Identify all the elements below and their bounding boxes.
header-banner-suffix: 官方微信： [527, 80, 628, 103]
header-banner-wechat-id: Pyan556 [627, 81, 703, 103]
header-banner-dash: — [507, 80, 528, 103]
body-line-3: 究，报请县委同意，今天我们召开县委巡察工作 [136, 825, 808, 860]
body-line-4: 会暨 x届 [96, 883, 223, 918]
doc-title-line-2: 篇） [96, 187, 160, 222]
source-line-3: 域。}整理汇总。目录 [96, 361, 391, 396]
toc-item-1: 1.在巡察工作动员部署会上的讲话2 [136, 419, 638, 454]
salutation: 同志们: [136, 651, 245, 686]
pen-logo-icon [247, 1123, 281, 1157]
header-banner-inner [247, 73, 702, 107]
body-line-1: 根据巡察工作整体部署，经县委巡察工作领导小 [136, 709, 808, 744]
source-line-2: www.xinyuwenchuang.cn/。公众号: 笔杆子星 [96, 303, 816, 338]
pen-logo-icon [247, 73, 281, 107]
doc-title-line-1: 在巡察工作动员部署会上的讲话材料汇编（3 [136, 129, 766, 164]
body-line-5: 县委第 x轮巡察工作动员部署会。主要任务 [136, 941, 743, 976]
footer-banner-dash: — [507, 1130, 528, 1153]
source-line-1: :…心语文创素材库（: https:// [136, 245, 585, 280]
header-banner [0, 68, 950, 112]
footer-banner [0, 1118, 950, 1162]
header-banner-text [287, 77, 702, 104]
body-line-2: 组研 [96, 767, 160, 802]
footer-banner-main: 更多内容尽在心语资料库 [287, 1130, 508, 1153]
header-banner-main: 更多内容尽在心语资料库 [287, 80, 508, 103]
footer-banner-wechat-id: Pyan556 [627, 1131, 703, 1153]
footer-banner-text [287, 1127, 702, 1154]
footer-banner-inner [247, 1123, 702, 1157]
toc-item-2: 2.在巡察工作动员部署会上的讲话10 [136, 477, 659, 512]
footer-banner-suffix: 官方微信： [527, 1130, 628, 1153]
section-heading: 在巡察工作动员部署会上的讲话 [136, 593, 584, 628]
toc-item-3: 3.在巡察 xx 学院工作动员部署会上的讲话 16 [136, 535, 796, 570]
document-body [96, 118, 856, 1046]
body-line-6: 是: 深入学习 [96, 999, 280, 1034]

--------------------------------------------------

◆ **GIVEN INSTRUCTION**
Find every line in the items above that contains the string "logo", with case counting, and copy each of those lines.

◆ **RIGHT ANSWER**
pen-logo-icon [247, 1123, 281, 1157]
pen-logo-icon [247, 73, 281, 107]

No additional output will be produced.